▶ [Work required]:
Count the lines of the records below that contain the string "elements", treating uppercase and lowercase letters as distinct, and give only the resulting number.

▶ [Items from a data source]:
__________________________________________________

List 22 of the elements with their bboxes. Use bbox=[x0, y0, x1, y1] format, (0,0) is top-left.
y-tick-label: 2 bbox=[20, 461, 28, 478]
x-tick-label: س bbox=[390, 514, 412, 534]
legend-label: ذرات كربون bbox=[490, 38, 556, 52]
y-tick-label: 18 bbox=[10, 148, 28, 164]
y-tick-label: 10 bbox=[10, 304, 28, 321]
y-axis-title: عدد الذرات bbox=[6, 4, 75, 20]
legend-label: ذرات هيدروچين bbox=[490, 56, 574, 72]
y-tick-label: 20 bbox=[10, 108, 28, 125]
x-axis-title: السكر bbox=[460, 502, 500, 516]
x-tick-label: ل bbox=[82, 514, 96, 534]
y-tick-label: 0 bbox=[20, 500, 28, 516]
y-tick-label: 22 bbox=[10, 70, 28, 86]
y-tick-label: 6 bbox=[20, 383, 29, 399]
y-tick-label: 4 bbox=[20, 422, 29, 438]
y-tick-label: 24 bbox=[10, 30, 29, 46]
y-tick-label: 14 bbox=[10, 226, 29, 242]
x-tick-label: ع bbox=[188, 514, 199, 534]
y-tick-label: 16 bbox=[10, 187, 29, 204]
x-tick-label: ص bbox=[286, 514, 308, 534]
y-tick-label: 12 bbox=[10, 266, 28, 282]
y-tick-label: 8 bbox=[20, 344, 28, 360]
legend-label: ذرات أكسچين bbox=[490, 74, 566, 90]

__________________________________________________

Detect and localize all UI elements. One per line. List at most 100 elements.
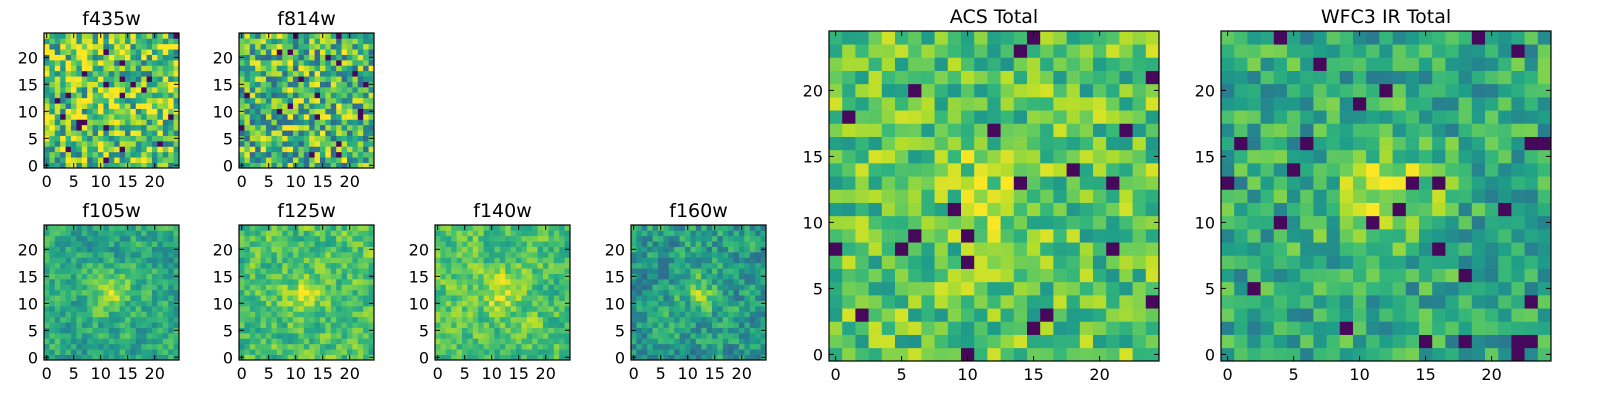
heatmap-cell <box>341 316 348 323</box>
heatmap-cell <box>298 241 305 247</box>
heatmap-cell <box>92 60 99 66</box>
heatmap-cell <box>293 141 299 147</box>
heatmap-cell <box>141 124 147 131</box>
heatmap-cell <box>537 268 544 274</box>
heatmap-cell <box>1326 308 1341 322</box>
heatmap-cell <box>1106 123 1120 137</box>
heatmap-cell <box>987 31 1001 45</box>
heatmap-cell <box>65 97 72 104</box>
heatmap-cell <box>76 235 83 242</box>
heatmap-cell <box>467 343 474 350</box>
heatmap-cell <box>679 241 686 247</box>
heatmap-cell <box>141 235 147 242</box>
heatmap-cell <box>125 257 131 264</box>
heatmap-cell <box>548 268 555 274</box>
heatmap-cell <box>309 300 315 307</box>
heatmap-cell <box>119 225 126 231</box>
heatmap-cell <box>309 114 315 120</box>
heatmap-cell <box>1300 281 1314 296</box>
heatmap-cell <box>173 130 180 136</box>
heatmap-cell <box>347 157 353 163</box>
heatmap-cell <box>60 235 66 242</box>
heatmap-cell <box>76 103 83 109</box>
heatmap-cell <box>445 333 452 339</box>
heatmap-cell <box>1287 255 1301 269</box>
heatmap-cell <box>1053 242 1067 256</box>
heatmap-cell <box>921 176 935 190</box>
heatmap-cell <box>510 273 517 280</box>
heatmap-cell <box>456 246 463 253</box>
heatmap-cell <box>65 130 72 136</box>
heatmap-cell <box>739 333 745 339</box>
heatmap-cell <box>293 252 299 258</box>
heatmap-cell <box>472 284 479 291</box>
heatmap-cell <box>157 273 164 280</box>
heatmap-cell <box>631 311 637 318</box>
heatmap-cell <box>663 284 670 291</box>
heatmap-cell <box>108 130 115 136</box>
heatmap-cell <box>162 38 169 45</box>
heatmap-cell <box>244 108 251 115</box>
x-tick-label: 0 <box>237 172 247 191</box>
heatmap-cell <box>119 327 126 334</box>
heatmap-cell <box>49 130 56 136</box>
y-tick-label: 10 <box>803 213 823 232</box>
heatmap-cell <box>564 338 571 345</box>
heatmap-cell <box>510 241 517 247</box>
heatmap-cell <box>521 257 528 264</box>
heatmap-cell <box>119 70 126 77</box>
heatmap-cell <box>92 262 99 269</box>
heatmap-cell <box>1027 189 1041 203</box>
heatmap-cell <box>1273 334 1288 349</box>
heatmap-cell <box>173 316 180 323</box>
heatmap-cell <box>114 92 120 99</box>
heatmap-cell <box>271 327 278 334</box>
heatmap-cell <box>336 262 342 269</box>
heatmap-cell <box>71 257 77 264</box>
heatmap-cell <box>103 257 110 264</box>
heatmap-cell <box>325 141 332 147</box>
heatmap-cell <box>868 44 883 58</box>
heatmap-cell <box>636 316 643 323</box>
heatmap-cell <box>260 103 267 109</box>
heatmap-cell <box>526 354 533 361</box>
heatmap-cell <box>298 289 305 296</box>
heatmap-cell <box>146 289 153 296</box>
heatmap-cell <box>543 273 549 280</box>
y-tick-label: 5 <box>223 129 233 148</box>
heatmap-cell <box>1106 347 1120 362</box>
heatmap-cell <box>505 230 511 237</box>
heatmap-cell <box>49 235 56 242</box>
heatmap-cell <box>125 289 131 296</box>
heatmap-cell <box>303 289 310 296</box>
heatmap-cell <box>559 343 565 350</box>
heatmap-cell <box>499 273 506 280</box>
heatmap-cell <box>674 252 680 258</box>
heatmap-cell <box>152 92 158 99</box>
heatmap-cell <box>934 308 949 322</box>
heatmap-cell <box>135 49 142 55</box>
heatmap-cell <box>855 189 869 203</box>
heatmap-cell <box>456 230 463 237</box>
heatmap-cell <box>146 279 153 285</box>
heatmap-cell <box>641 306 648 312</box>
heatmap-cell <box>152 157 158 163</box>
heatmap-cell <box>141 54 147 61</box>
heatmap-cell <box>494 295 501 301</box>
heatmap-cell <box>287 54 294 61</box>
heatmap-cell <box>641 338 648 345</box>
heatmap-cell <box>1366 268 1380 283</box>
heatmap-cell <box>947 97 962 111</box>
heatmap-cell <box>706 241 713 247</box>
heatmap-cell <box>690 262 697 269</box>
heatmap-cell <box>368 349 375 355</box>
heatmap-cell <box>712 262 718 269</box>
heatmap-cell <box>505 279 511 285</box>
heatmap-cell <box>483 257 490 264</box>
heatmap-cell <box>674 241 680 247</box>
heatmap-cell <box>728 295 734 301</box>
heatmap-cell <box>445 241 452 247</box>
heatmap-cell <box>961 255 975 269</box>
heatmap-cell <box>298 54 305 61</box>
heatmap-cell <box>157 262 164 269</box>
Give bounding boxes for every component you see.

__________________________________________________

▶ [Solved exercise]:
2